Material for the task —
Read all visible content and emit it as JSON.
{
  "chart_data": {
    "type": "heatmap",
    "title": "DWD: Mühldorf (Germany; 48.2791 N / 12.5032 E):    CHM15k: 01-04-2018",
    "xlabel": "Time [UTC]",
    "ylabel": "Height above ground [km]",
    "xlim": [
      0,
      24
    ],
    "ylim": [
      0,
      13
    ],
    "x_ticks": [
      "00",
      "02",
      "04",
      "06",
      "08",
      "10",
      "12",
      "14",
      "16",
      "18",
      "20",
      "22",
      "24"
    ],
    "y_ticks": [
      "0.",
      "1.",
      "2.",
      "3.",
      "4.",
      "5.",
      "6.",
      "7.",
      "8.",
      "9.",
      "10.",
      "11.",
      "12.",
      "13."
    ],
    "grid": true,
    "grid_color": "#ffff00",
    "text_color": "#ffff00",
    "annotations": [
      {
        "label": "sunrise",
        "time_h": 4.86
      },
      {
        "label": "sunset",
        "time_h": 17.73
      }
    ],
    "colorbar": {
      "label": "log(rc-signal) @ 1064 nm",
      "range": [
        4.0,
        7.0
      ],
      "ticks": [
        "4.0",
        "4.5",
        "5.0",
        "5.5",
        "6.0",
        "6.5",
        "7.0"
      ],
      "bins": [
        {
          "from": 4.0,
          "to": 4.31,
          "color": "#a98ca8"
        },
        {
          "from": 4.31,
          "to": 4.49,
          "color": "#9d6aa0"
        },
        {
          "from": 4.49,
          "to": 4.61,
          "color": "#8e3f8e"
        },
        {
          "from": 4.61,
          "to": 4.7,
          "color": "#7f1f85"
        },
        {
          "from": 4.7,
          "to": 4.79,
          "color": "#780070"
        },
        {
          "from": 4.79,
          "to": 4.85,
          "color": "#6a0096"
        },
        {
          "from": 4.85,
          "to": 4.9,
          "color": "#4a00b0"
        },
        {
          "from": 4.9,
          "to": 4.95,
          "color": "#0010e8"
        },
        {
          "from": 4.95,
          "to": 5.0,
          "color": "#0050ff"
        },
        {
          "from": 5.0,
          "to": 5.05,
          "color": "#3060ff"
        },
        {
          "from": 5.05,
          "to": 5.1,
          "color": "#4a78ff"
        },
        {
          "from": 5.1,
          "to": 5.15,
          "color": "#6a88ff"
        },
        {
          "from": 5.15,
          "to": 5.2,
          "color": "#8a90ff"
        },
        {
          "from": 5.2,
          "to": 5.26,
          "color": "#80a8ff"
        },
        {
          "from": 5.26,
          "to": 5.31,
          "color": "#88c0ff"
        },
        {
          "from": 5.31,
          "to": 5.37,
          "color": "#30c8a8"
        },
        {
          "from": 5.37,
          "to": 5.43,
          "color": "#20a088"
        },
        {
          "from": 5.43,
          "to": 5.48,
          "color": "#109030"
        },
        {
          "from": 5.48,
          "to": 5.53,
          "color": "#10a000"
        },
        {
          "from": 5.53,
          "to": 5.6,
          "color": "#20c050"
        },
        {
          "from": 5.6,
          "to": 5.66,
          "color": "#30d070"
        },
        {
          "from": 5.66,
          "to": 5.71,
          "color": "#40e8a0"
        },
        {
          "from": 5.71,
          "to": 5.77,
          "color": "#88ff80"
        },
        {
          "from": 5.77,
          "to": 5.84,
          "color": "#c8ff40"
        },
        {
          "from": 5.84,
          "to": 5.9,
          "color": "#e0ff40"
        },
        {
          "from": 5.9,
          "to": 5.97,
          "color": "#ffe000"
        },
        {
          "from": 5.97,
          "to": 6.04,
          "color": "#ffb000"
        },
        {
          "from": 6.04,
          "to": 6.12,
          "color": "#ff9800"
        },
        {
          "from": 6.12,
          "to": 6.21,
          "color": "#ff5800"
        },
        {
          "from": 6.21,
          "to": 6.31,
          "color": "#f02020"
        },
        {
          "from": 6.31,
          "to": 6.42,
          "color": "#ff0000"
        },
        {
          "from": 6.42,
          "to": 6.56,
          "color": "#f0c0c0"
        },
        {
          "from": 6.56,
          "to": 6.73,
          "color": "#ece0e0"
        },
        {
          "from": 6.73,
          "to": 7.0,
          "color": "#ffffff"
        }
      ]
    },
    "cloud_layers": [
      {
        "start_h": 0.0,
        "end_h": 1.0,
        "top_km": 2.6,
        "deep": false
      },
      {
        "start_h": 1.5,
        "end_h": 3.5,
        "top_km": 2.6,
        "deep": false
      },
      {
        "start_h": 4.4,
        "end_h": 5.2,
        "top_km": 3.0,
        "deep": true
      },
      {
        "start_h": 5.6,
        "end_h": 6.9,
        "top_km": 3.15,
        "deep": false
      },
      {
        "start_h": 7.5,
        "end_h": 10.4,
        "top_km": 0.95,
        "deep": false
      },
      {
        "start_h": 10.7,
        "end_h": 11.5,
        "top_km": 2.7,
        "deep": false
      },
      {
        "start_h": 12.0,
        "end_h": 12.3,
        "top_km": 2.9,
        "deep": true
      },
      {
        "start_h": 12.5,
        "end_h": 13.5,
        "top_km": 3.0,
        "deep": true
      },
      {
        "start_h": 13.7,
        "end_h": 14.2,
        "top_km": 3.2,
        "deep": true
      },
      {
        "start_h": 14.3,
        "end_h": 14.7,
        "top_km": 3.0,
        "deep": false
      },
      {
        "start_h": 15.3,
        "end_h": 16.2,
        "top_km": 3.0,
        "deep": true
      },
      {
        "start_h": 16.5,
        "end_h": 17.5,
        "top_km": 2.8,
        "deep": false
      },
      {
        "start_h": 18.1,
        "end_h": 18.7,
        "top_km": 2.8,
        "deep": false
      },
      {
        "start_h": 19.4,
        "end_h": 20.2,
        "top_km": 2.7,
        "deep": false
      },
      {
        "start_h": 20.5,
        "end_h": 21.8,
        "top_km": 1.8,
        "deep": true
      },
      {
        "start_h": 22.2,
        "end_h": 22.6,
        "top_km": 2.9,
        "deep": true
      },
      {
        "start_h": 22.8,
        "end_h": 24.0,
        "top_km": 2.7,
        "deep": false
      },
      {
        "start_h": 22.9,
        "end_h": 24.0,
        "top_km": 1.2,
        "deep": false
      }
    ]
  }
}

* * *

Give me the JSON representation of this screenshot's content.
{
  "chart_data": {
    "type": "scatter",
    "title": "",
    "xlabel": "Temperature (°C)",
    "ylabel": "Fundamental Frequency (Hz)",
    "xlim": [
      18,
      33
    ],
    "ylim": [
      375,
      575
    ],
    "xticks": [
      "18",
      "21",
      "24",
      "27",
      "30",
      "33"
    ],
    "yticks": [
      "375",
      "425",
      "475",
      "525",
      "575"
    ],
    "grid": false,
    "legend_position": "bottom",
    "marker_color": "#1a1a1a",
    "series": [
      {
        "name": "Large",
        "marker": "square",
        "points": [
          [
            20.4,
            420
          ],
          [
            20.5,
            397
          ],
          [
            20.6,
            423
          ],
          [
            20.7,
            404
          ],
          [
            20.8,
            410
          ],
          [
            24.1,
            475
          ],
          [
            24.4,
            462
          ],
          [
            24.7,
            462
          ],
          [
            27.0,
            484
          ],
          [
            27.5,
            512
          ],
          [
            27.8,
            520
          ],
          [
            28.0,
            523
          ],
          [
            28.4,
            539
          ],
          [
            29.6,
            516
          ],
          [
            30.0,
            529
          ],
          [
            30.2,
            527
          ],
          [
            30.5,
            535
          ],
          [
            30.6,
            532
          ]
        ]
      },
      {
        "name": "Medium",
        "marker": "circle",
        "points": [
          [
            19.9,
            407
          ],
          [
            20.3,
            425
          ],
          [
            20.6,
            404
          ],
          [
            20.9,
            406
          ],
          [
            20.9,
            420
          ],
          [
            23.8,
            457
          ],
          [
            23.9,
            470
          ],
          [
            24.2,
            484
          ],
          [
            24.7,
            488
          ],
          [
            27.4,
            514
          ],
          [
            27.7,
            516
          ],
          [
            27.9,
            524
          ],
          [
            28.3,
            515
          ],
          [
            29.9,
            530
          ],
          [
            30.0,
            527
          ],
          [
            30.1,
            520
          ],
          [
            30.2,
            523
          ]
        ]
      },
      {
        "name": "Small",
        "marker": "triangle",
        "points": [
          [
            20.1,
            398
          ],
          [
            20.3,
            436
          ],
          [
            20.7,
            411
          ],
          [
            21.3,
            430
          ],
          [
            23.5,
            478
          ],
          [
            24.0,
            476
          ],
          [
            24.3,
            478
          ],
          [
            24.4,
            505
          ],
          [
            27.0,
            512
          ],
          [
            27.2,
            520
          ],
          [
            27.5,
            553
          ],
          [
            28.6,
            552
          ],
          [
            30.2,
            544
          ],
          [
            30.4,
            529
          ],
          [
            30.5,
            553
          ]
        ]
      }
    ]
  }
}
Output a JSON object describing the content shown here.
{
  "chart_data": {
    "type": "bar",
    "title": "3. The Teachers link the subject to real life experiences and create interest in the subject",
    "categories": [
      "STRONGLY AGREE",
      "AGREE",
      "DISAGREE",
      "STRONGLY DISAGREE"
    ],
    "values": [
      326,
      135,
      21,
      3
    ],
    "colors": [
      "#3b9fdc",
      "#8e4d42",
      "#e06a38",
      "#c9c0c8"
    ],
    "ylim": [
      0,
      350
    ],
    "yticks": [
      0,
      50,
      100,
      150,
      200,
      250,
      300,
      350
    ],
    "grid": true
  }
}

Prompt —
Copy every line of the material in which the word "xlabel" occurs.

The output —
    "xlabel": "Time [UTC]",
    "xlabel": "Temperature (°C)",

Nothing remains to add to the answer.